(Records excerpted from a collection)
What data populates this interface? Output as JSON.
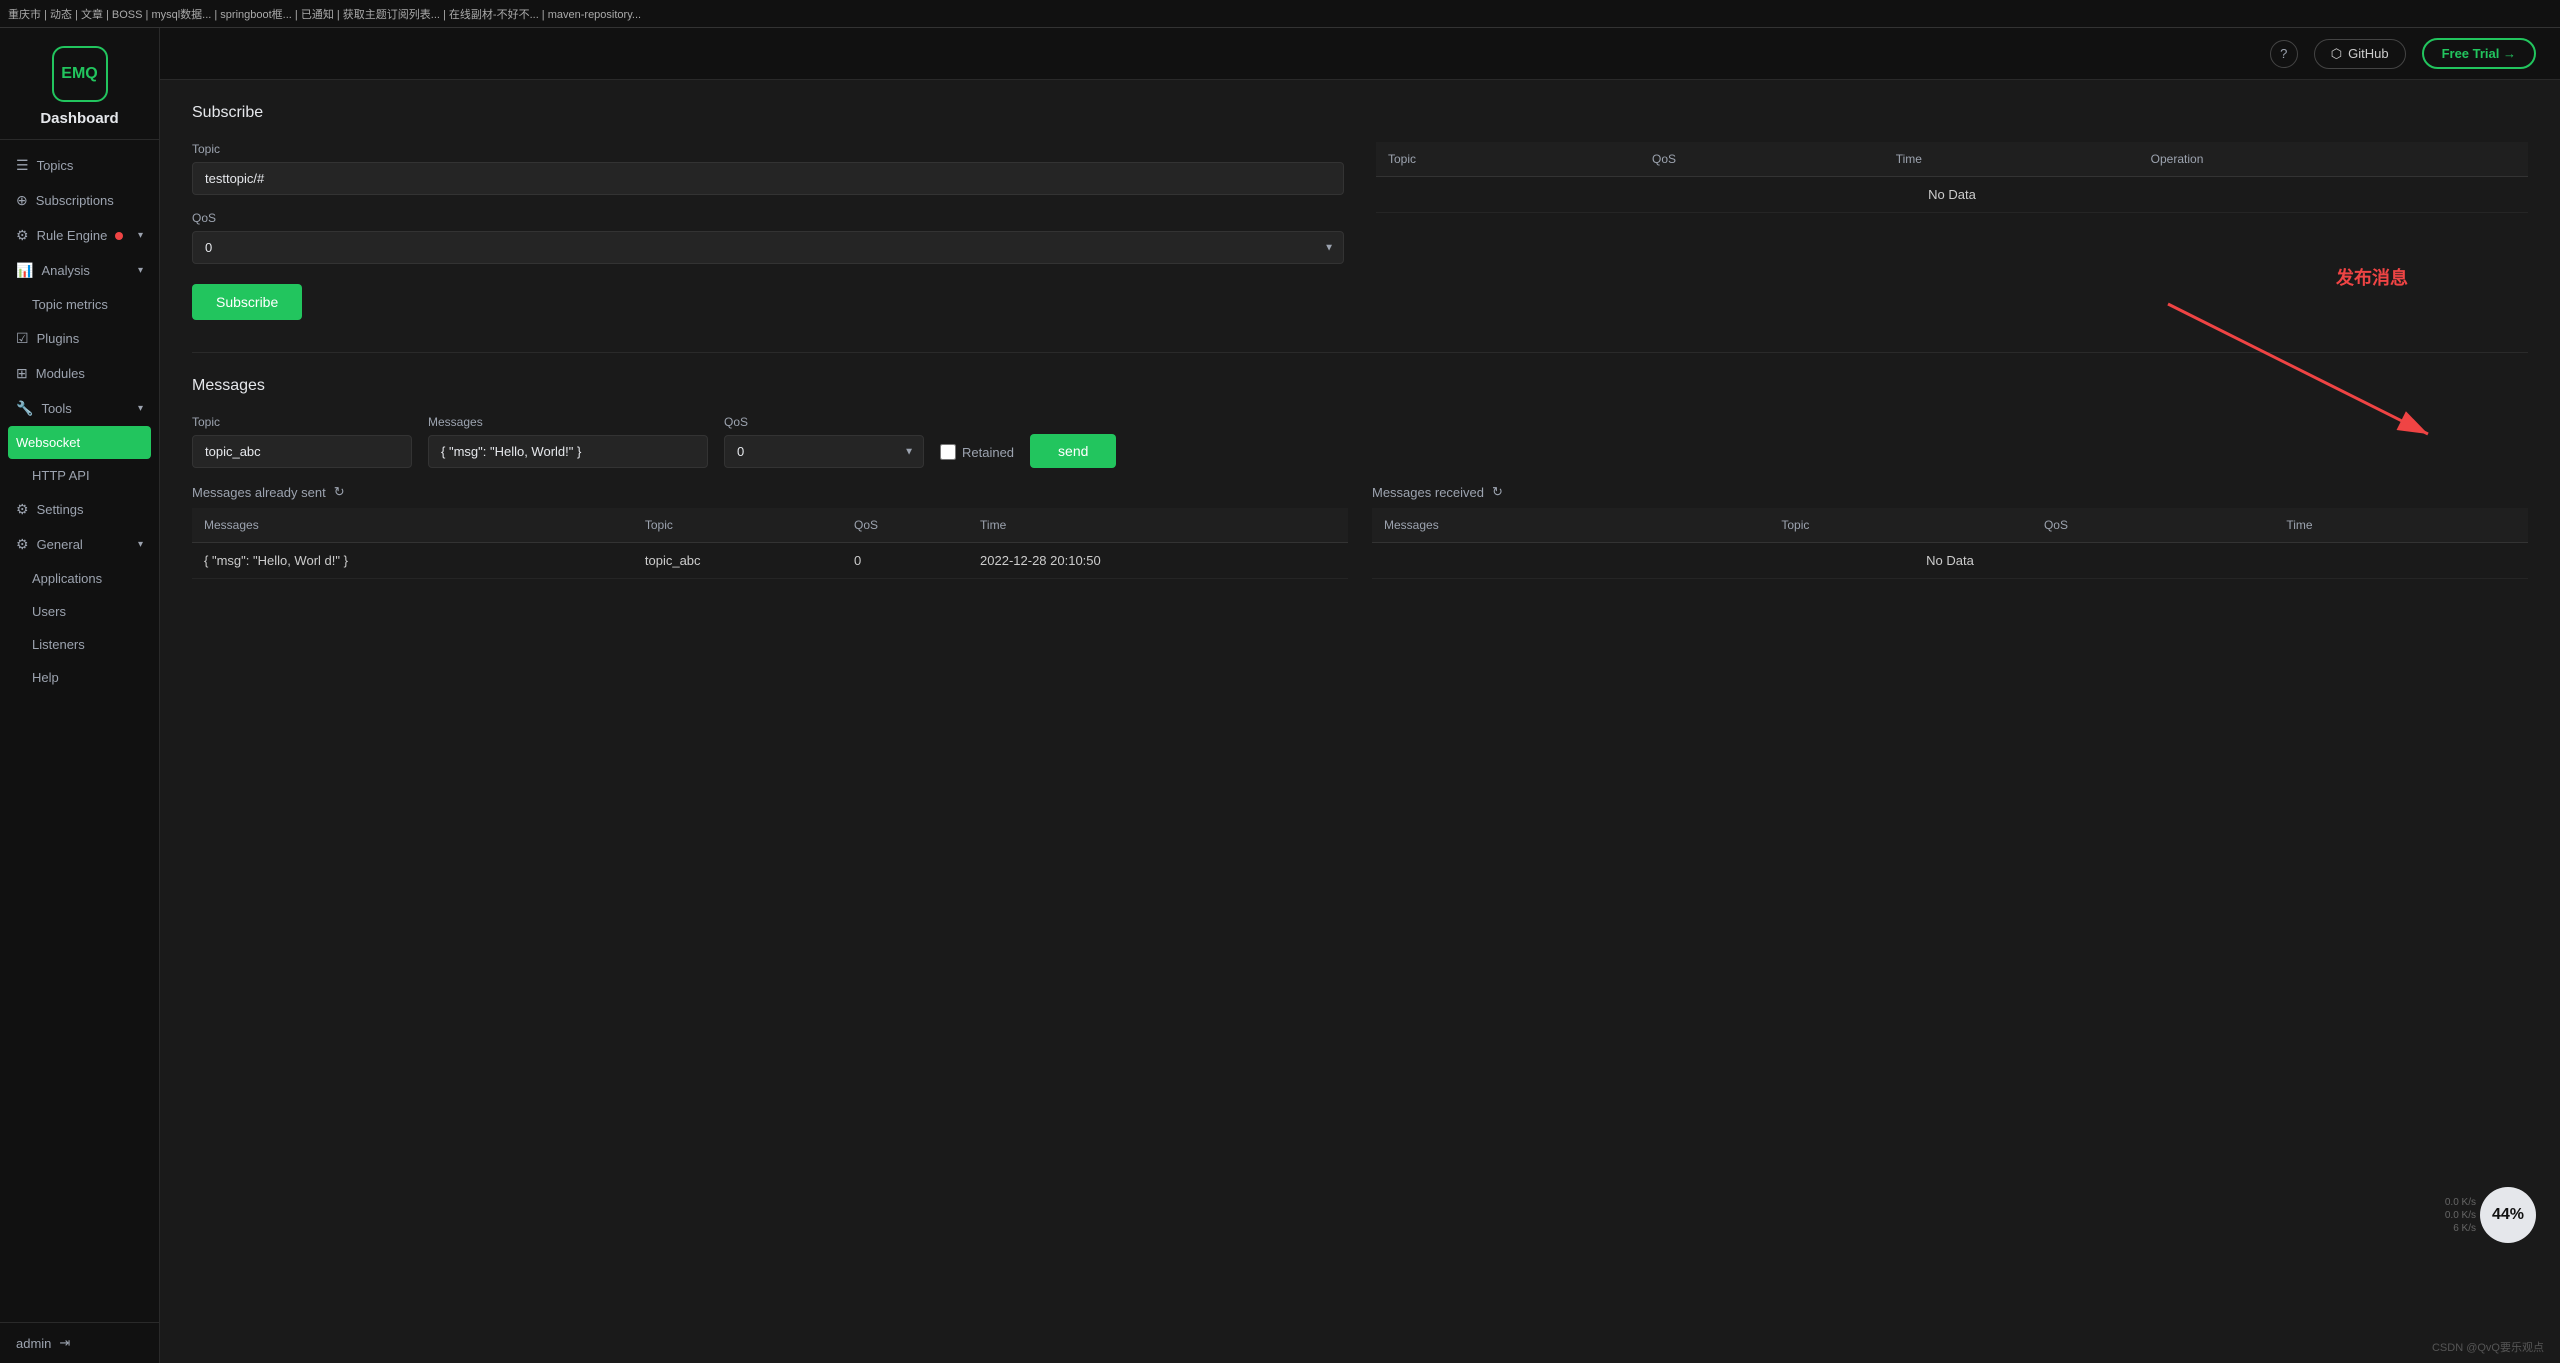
{
  "topbar": {
    "content": "重庆市 | 动态 | 文章 | BOSS | mysql数据... | springboot框... | 已通知 | 获取主题订阅列表... | 在线副材-不好不... | maven-repository..."
  },
  "header": {
    "help_label": "?",
    "github_label": "GitHub",
    "free_trial_label": "Free Trial →"
  },
  "sidebar": {
    "logo_text": "EMQ",
    "dashboard_label": "Dashboard",
    "nav_items": [
      {
        "id": "topics",
        "label": "Topics",
        "icon": "☰",
        "has_arrow": false
      },
      {
        "id": "subscriptions",
        "label": "Subscriptions",
        "icon": "⊕",
        "has_arrow": false
      },
      {
        "id": "rule-engine",
        "label": "Rule Engine",
        "icon": "⚙",
        "has_dot": true,
        "has_arrow": true
      },
      {
        "id": "analysis",
        "label": "Analysis",
        "icon": "📊",
        "has_arrow": true
      },
      {
        "id": "topic-metrics",
        "label": "Topic metrics",
        "icon": "",
        "is_sub": true
      },
      {
        "id": "plugins",
        "label": "Plugins",
        "icon": "☑",
        "has_arrow": false
      },
      {
        "id": "modules",
        "label": "Modules",
        "icon": "⊞",
        "has_arrow": false
      },
      {
        "id": "tools",
        "label": "Tools",
        "icon": "🔧",
        "has_arrow": true
      },
      {
        "id": "websocket",
        "label": "Websocket",
        "icon": "",
        "is_sub": true,
        "is_active": true
      },
      {
        "id": "http-api",
        "label": "HTTP API",
        "icon": "",
        "is_sub": true
      },
      {
        "id": "settings",
        "label": "Settings",
        "icon": "⚙",
        "has_arrow": false
      },
      {
        "id": "general",
        "label": "General",
        "icon": "⚙",
        "has_arrow": true
      },
      {
        "id": "applications",
        "label": "Applications",
        "icon": "",
        "is_sub": true
      },
      {
        "id": "users",
        "label": "Users",
        "icon": "",
        "is_sub": true
      },
      {
        "id": "listeners",
        "label": "Listeners",
        "icon": "",
        "is_sub": true
      },
      {
        "id": "help",
        "label": "Help",
        "icon": "",
        "is_sub": true
      }
    ],
    "admin_label": "admin",
    "logout_icon": "→"
  },
  "subscribe_section": {
    "title": "Subscribe",
    "topic_label": "Topic",
    "topic_value": "testtopic/#",
    "qos_label": "QoS",
    "qos_value": "0",
    "subscribe_btn": "Subscribe",
    "table": {
      "headers": [
        "Topic",
        "QoS",
        "Time",
        "Operation"
      ],
      "no_data": "No Data"
    }
  },
  "messages_section": {
    "title": "Messages",
    "topic_label": "Topic",
    "topic_value": "topic_abc",
    "messages_label": "Messages",
    "messages_value": "{ \"msg\": \"Hello, World!\" }",
    "qos_label": "QoS",
    "qos_value": "0",
    "retained_label": "Retained",
    "send_btn": "send",
    "annotation_text": "发布消息",
    "sent_table": {
      "header_label": "Messages already sent",
      "headers": [
        "Messages",
        "Topic",
        "QoS",
        "Time"
      ],
      "rows": [
        {
          "messages": "{ \"msg\": \"Hello, Worl d!\" }",
          "topic": "topic_abc",
          "qos": "0",
          "time": "2022-12-28 20:10:50"
        }
      ]
    },
    "received_table": {
      "header_label": "Messages received",
      "headers": [
        "Messages",
        "Topic",
        "QoS",
        "Time"
      ],
      "no_data": "No Data"
    }
  },
  "perf_widget": {
    "stat1": "0.0 K/s",
    "stat2": "0.0 K/s",
    "stat3": "6 K/s",
    "gauge_value": "44%"
  },
  "footer": {
    "credit": "CSDN @QvQ要乐观点"
  }
}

GIVEN PROBLEM
Quote every line of the records above exactly; no picture is to be copied.

EXPECTED OUTPUT
What data populates this interface? Output as JSON.
{
  "topbar": {
    "content": "重庆市 | 动态 | 文章 | BOSS | mysql数据... | springboot框... | 已通知 | 获取主题订阅列表... | 在线副材-不好不... | maven-repository..."
  },
  "header": {
    "help_label": "?",
    "github_label": "GitHub",
    "free_trial_label": "Free Trial →"
  },
  "sidebar": {
    "logo_text": "EMQ",
    "dashboard_label": "Dashboard",
    "nav_items": [
      {
        "id": "topics",
        "label": "Topics",
        "icon": "☰",
        "has_arrow": false
      },
      {
        "id": "subscriptions",
        "label": "Subscriptions",
        "icon": "⊕",
        "has_arrow": false
      },
      {
        "id": "rule-engine",
        "label": "Rule Engine",
        "icon": "⚙",
        "has_dot": true,
        "has_arrow": true
      },
      {
        "id": "analysis",
        "label": "Analysis",
        "icon": "📊",
        "has_arrow": true
      },
      {
        "id": "topic-metrics",
        "label": "Topic metrics",
        "icon": "",
        "is_sub": true
      },
      {
        "id": "plugins",
        "label": "Plugins",
        "icon": "☑",
        "has_arrow": false
      },
      {
        "id": "modules",
        "label": "Modules",
        "icon": "⊞",
        "has_arrow": false
      },
      {
        "id": "tools",
        "label": "Tools",
        "icon": "🔧",
        "has_arrow": true
      },
      {
        "id": "websocket",
        "label": "Websocket",
        "icon": "",
        "is_sub": true,
        "is_active": true
      },
      {
        "id": "http-api",
        "label": "HTTP API",
        "icon": "",
        "is_sub": true
      },
      {
        "id": "settings",
        "label": "Settings",
        "icon": "⚙",
        "has_arrow": false
      },
      {
        "id": "general",
        "label": "General",
        "icon": "⚙",
        "has_arrow": true
      },
      {
        "id": "applications",
        "label": "Applications",
        "icon": "",
        "is_sub": true
      },
      {
        "id": "users",
        "label": "Users",
        "icon": "",
        "is_sub": true
      },
      {
        "id": "listeners",
        "label": "Listeners",
        "icon": "",
        "is_sub": true
      },
      {
        "id": "help",
        "label": "Help",
        "icon": "",
        "is_sub": true
      }
    ],
    "admin_label": "admin",
    "logout_icon": "→"
  },
  "subscribe_section": {
    "title": "Subscribe",
    "topic_label": "Topic",
    "topic_value": "testtopic/#",
    "qos_label": "QoS",
    "qos_value": "0",
    "subscribe_btn": "Subscribe",
    "table": {
      "headers": [
        "Topic",
        "QoS",
        "Time",
        "Operation"
      ],
      "no_data": "No Data"
    }
  },
  "messages_section": {
    "title": "Messages",
    "topic_label": "Topic",
    "topic_value": "topic_abc",
    "messages_label": "Messages",
    "messages_value": "{ \"msg\": \"Hello, World!\" }",
    "qos_label": "QoS",
    "qos_value": "0",
    "retained_label": "Retained",
    "send_btn": "send",
    "annotation_text": "发布消息",
    "sent_table": {
      "header_label": "Messages already sent",
      "headers": [
        "Messages",
        "Topic",
        "QoS",
        "Time"
      ],
      "rows": [
        {
          "messages": "{ \"msg\": \"Hello, Worl d!\" }",
          "topic": "topic_abc",
          "qos": "0",
          "time": "2022-12-28 20:10:50"
        }
      ]
    },
    "received_table": {
      "header_label": "Messages received",
      "headers": [
        "Messages",
        "Topic",
        "QoS",
        "Time"
      ],
      "no_data": "No Data"
    }
  },
  "perf_widget": {
    "stat1": "0.0 K/s",
    "stat2": "0.0 K/s",
    "stat3": "6 K/s",
    "gauge_value": "44%"
  },
  "footer": {
    "credit": "CSDN @QvQ要乐观点"
  }
}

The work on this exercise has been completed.